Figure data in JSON
--------------------------------------------------

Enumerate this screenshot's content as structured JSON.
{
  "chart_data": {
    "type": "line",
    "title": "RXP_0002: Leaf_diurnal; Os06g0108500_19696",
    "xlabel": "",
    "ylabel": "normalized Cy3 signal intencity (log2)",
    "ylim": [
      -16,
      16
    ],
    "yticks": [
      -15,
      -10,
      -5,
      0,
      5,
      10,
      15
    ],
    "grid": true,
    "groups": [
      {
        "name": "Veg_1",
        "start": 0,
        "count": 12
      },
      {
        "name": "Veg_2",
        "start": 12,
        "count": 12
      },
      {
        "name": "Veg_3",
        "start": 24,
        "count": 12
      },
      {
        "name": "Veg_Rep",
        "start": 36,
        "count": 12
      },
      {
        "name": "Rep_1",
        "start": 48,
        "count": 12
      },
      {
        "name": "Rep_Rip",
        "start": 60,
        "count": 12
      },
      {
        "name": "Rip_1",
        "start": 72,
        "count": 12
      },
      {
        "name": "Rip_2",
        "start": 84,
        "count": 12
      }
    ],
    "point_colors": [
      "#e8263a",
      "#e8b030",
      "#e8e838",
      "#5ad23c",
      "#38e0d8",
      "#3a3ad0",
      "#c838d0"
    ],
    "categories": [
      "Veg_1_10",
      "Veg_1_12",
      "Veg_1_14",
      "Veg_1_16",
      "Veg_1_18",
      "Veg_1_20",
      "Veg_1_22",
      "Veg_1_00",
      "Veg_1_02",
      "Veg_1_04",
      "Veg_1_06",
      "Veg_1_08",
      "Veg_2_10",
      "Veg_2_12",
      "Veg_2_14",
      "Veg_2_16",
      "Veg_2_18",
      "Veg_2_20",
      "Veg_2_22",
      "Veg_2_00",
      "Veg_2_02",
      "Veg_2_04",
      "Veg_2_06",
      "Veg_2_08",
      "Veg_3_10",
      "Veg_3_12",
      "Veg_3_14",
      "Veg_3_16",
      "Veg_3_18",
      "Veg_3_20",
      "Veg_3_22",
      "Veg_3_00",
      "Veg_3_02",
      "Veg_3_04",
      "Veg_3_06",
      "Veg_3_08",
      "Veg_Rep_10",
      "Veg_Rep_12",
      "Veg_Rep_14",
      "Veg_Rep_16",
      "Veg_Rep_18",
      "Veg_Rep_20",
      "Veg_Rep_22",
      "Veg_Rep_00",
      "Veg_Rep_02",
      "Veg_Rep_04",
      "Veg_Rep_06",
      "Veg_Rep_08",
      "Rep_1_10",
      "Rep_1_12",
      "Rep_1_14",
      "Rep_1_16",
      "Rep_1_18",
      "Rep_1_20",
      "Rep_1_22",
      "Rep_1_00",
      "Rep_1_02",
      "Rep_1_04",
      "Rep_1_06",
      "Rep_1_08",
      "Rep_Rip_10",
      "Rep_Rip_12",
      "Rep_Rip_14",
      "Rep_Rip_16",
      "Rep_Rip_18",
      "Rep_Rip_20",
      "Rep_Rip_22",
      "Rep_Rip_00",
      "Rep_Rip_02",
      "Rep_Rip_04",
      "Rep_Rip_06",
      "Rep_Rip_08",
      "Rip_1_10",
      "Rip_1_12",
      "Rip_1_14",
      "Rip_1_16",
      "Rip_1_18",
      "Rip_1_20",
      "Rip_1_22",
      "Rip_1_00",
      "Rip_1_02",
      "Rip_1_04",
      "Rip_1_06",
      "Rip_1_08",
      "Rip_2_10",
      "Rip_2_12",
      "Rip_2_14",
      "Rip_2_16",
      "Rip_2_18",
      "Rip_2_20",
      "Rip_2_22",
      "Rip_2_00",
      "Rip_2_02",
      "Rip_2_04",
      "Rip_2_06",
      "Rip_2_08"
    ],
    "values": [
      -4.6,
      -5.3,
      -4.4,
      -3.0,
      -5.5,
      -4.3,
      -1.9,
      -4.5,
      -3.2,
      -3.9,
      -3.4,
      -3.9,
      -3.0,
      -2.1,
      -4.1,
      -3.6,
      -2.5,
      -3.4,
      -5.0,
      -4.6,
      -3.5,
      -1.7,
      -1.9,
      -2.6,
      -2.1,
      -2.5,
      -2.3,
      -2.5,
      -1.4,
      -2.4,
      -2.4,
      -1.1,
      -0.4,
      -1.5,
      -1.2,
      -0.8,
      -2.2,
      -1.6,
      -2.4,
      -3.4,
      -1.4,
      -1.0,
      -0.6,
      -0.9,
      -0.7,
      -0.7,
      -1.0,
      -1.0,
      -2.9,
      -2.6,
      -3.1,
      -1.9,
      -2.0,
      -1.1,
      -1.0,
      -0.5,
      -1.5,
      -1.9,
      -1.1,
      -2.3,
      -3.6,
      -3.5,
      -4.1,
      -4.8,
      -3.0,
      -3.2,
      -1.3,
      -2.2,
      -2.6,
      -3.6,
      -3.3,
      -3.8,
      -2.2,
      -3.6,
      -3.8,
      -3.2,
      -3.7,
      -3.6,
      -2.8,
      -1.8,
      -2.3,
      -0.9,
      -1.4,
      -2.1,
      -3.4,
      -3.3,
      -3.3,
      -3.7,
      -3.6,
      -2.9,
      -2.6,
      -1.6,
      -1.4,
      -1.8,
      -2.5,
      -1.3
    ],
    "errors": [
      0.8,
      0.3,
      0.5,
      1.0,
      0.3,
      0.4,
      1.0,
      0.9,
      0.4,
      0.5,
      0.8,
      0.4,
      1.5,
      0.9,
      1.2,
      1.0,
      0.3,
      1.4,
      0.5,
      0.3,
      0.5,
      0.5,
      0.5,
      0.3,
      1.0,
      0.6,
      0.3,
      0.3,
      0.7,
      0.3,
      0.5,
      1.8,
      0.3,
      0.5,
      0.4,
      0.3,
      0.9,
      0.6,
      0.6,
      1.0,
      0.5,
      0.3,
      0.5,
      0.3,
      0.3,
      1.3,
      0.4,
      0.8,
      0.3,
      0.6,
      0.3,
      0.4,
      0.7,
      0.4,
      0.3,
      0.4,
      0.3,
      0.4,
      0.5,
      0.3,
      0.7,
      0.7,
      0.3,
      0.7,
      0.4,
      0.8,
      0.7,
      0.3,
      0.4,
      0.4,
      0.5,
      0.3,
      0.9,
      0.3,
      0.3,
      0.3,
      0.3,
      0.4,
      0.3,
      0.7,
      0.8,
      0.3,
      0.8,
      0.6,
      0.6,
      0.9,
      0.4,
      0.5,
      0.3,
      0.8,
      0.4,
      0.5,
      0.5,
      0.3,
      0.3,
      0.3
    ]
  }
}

--------------------------------------------------

▶ **EXERCISE PROMPT**
Repeat the material above in full, exactly as it stands.

▶ **RESULT OF THE EXERCISE**
Enumerate this screenshot's content as structured JSON.
{
  "chart_data": {
    "type": "line",
    "title": "RXP_0002: Leaf_diurnal; Os06g0108500_19696",
    "xlabel": "",
    "ylabel": "normalized Cy3 signal intencity (log2)",
    "ylim": [
      -16,
      16
    ],
    "yticks": [
      -15,
      -10,
      -5,
      0,
      5,
      10,
      15
    ],
    "grid": true,
    "groups": [
      {
        "name": "Veg_1",
        "start": 0,
        "count": 12
      },
      {
        "name": "Veg_2",
        "start": 12,
        "count": 12
      },
      {
        "name": "Veg_3",
        "start": 24,
        "count": 12
      },
      {
        "name": "Veg_Rep",
        "start": 36,
        "count": 12
      },
      {
        "name": "Rep_1",
        "start": 48,
        "count": 12
      },
      {
        "name": "Rep_Rip",
        "start": 60,
        "count": 12
      },
      {
        "name": "Rip_1",
        "start": 72,
        "count": 12
      },
      {
        "name": "Rip_2",
        "start": 84,
        "count": 12
      }
    ],
    "point_colors": [
      "#e8263a",
      "#e8b030",
      "#e8e838",
      "#5ad23c",
      "#38e0d8",
      "#3a3ad0",
      "#c838d0"
    ],
    "categories": [
      "Veg_1_10",
      "Veg_1_12",
      "Veg_1_14",
      "Veg_1_16",
      "Veg_1_18",
      "Veg_1_20",
      "Veg_1_22",
      "Veg_1_00",
      "Veg_1_02",
      "Veg_1_04",
      "Veg_1_06",
      "Veg_1_08",
      "Veg_2_10",
      "Veg_2_12",
      "Veg_2_14",
      "Veg_2_16",
      "Veg_2_18",
      "Veg_2_20",
      "Veg_2_22",
      "Veg_2_00",
      "Veg_2_02",
      "Veg_2_04",
      "Veg_2_06",
      "Veg_2_08",
      "Veg_3_10",
      "Veg_3_12",
      "Veg_3_14",
      "Veg_3_16",
      "Veg_3_18",
      "Veg_3_20",
      "Veg_3_22",
      "Veg_3_00",
      "Veg_3_02",
      "Veg_3_04",
      "Veg_3_06",
      "Veg_3_08",
      "Veg_Rep_10",
      "Veg_Rep_12",
      "Veg_Rep_14",
      "Veg_Rep_16",
      "Veg_Rep_18",
      "Veg_Rep_20",
      "Veg_Rep_22",
      "Veg_Rep_00",
      "Veg_Rep_02",
      "Veg_Rep_04",
      "Veg_Rep_06",
      "Veg_Rep_08",
      "Rep_1_10",
      "Rep_1_12",
      "Rep_1_14",
      "Rep_1_16",
      "Rep_1_18",
      "Rep_1_20",
      "Rep_1_22",
      "Rep_1_00",
      "Rep_1_02",
      "Rep_1_04",
      "Rep_1_06",
      "Rep_1_08",
      "Rep_Rip_10",
      "Rep_Rip_12",
      "Rep_Rip_14",
      "Rep_Rip_16",
      "Rep_Rip_18",
      "Rep_Rip_20",
      "Rep_Rip_22",
      "Rep_Rip_00",
      "Rep_Rip_02",
      "Rep_Rip_04",
      "Rep_Rip_06",
      "Rep_Rip_08",
      "Rip_1_10",
      "Rip_1_12",
      "Rip_1_14",
      "Rip_1_16",
      "Rip_1_18",
      "Rip_1_20",
      "Rip_1_22",
      "Rip_1_00",
      "Rip_1_02",
      "Rip_1_04",
      "Rip_1_06",
      "Rip_1_08",
      "Rip_2_10",
      "Rip_2_12",
      "Rip_2_14",
      "Rip_2_16",
      "Rip_2_18",
      "Rip_2_20",
      "Rip_2_22",
      "Rip_2_00",
      "Rip_2_02",
      "Rip_2_04",
      "Rip_2_06",
      "Rip_2_08"
    ],
    "values": [
      -4.6,
      -5.3,
      -4.4,
      -3.0,
      -5.5,
      -4.3,
      -1.9,
      -4.5,
      -3.2,
      -3.9,
      -3.4,
      -3.9,
      -3.0,
      -2.1,
      -4.1,
      -3.6,
      -2.5,
      -3.4,
      -5.0,
      -4.6,
      -3.5,
      -1.7,
      -1.9,
      -2.6,
      -2.1,
      -2.5,
      -2.3,
      -2.5,
      -1.4,
      -2.4,
      -2.4,
      -1.1,
      -0.4,
      -1.5,
      -1.2,
      -0.8,
      -2.2,
      -1.6,
      -2.4,
      -3.4,
      -1.4,
      -1.0,
      -0.6,
      -0.9,
      -0.7,
      -0.7,
      -1.0,
      -1.0,
      -2.9,
      -2.6,
      -3.1,
      -1.9,
      -2.0,
      -1.1,
      -1.0,
      -0.5,
      -1.5,
      -1.9,
      -1.1,
      -2.3,
      -3.6,
      -3.5,
      -4.1,
      -4.8,
      -3.0,
      -3.2,
      -1.3,
      -2.2,
      -2.6,
      -3.6,
      -3.3,
      -3.8,
      -2.2,
      -3.6,
      -3.8,
      -3.2,
      -3.7,
      -3.6,
      -2.8,
      -1.8,
      -2.3,
      -0.9,
      -1.4,
      -2.1,
      -3.4,
      -3.3,
      -3.3,
      -3.7,
      -3.6,
      -2.9,
      -2.6,
      -1.6,
      -1.4,
      -1.8,
      -2.5,
      -1.3
    ],
    "errors": [
      0.8,
      0.3,
      0.5,
      1.0,
      0.3,
      0.4,
      1.0,
      0.9,
      0.4,
      0.5,
      0.8,
      0.4,
      1.5,
      0.9,
      1.2,
      1.0,
      0.3,
      1.4,
      0.5,
      0.3,
      0.5,
      0.5,
      0.5,
      0.3,
      1.0,
      0.6,
      0.3,
      0.3,
      0.7,
      0.3,
      0.5,
      1.8,
      0.3,
      0.5,
      0.4,
      0.3,
      0.9,
      0.6,
      0.6,
      1.0,
      0.5,
      0.3,
      0.5,
      0.3,
      0.3,
      1.3,
      0.4,
      0.8,
      0.3,
      0.6,
      0.3,
      0.4,
      0.7,
      0.4,
      0.3,
      0.4,
      0.3,
      0.4,
      0.5,
      0.3,
      0.7,
      0.7,
      0.3,
      0.7,
      0.4,
      0.8,
      0.7,
      0.3,
      0.4,
      0.4,
      0.5,
      0.3,
      0.9,
      0.3,
      0.3,
      0.3,
      0.3,
      0.4,
      0.3,
      0.7,
      0.8,
      0.3,
      0.8,
      0.6,
      0.6,
      0.9,
      0.4,
      0.5,
      0.3,
      0.8,
      0.4,
      0.5,
      0.5,
      0.3,
      0.3,
      0.3
    ]
  }
}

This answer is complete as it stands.